GIVEN INSTRUCTION – Return every record verbatim.

Recorded data:
— START —

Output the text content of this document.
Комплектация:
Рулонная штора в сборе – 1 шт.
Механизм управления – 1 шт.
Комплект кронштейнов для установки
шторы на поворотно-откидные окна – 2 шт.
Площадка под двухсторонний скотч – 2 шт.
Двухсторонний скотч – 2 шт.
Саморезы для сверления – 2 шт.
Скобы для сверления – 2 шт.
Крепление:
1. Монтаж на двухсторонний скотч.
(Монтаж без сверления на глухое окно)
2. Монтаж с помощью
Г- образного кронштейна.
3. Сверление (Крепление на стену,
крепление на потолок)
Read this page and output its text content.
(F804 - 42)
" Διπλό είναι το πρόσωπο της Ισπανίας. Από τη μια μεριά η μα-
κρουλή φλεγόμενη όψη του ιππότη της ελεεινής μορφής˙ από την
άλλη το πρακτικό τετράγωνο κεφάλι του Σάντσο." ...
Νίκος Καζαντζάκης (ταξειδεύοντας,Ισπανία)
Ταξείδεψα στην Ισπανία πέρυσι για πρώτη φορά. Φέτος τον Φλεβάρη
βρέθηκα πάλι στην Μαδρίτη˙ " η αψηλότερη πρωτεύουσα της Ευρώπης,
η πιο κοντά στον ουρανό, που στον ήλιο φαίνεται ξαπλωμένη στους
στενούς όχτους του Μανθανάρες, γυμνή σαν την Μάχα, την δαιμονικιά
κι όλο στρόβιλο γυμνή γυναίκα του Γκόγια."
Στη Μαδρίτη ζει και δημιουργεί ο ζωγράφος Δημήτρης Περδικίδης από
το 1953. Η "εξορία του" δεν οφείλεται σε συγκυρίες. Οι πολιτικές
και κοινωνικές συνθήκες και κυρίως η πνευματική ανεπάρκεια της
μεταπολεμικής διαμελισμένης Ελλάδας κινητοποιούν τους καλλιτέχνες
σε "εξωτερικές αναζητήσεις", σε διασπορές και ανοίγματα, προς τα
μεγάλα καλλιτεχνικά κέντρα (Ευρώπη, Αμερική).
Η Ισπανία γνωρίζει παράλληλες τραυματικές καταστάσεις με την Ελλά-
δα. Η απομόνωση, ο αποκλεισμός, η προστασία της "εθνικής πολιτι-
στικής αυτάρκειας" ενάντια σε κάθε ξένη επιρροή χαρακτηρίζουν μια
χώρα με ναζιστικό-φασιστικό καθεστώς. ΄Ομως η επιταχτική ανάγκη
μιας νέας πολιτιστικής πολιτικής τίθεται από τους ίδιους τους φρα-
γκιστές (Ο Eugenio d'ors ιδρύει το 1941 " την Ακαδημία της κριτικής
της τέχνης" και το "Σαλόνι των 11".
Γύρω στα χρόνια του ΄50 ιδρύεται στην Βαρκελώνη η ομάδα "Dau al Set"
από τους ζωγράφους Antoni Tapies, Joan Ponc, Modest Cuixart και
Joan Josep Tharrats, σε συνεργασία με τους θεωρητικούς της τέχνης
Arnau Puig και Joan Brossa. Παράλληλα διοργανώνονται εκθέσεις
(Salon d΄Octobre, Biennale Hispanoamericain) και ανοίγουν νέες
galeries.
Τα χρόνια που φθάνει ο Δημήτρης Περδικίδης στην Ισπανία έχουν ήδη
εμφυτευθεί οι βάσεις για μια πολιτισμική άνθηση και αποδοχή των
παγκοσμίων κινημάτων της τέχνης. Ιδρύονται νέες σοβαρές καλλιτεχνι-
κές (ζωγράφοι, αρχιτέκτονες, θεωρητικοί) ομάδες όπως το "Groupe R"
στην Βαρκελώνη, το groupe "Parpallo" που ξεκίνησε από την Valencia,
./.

— END —

WRITTEN SOLUTION –
Output the text content of this document.
Комплектация:
Рулонная штора в сборе – 1 шт.
Механизм управления – 1 шт.
Комплект кронштейнов для установки
шторы на поворотно-откидные окна – 2 шт.
Площадка под двухсторонний скотч – 2 шт.
Двухсторонний скотч – 2 шт.
Саморезы для сверления – 2 шт.
Скобы для сверления – 2 шт.
Крепление:
1. Монтаж на двухсторонний скотч.
(Монтаж без сверления на глухое окно)
2. Монтаж с помощью
Г- образного кронштейна.
3. Сверление (Крепление на стену,
крепление на потолок)
Read this page and output its text content.
(F804 - 42)
" Διπλό είναι το πρόσωπο της Ισπανίας. Από τη μια μεριά η μα-
κρουλή φλεγόμενη όψη του ιππότη της ελεεινής μορφής˙ από την
άλλη το πρακτικό τετράγωνο κεφάλι του Σάντσο." ...
Νίκος Καζαντζάκης (ταξειδεύοντας,Ισπανία)
Ταξείδεψα στην Ισπανία πέρυσι για πρώτη φορά. Φέτος τον Φλεβάρη
βρέθηκα πάλι στην Μαδρίτη˙ " η αψηλότερη πρωτεύουσα της Ευρώπης,
η πιο κοντά στον ουρανό, που στον ήλιο φαίνεται ξαπλωμένη στους
στενούς όχτους του Μανθανάρες, γυμνή σαν την Μάχα, την δαιμονικιά
κι όλο στρόβιλο γυμνή γυναίκα του Γκόγια."
Στη Μαδρίτη ζει και δημιουργεί ο ζωγράφος Δημήτρης Περδικίδης από
το 1953. Η "εξορία του" δεν οφείλεται σε συγκυρίες. Οι πολιτικές
και κοινωνικές συνθήκες και κυρίως η πνευματική ανεπάρκεια της
μεταπολεμικής διαμελισμένης Ελλάδας κινητοποιούν τους καλλιτέχνες
σε "εξωτερικές αναζητήσεις", σε διασπορές και ανοίγματα, προς τα
μεγάλα καλλιτεχνικά κέντρα (Ευρώπη, Αμερική).
Η Ισπανία γνωρίζει παράλληλες τραυματικές καταστάσεις με την Ελλά-
δα. Η απομόνωση, ο αποκλεισμός, η προστασία της "εθνικής πολιτι-
στικής αυτάρκειας" ενάντια σε κάθε ξένη επιρροή χαρακτηρίζουν μια
χώρα με ναζιστικό-φασιστικό καθεστώς. ΄Ομως η επιταχτική ανάγκη
μιας νέας πολιτιστικής πολιτικής τίθεται από τους ίδιους τους φρα-
γκιστές (Ο Eugenio d'ors ιδρύει το 1941 " την Ακαδημία της κριτικής
της τέχνης" και το "Σαλόνι των 11".
Γύρω στα χρόνια του ΄50 ιδρύεται στην Βαρκελώνη η ομάδα "Dau al Set"
από τους ζωγράφους Antoni Tapies, Joan Ponc, Modest Cuixart και
Joan Josep Tharrats, σε συνεργασία με τους θεωρητικούς της τέχνης
Arnau Puig και Joan Brossa. Παράλληλα διοργανώνονται εκθέσεις
(Salon d΄Octobre, Biennale Hispanoamericain) και ανοίγουν νέες
galeries.
Τα χρόνια που φθάνει ο Δημήτρης Περδικίδης στην Ισπανία έχουν ήδη
εμφυτευθεί οι βάσεις για μια πολιτισμική άνθηση και αποδοχή των
παγκοσμίων κινημάτων της τέχνης. Ιδρύονται νέες σοβαρές καλλιτεχνι-
κές (ζωγράφοι, αρχιτέκτονες, θεωρητικοί) ομάδες όπως το "Groupe R"
στην Βαρκελώνη, το groupe "Parpallo" που ξεκίνησε από την Valencia,
./.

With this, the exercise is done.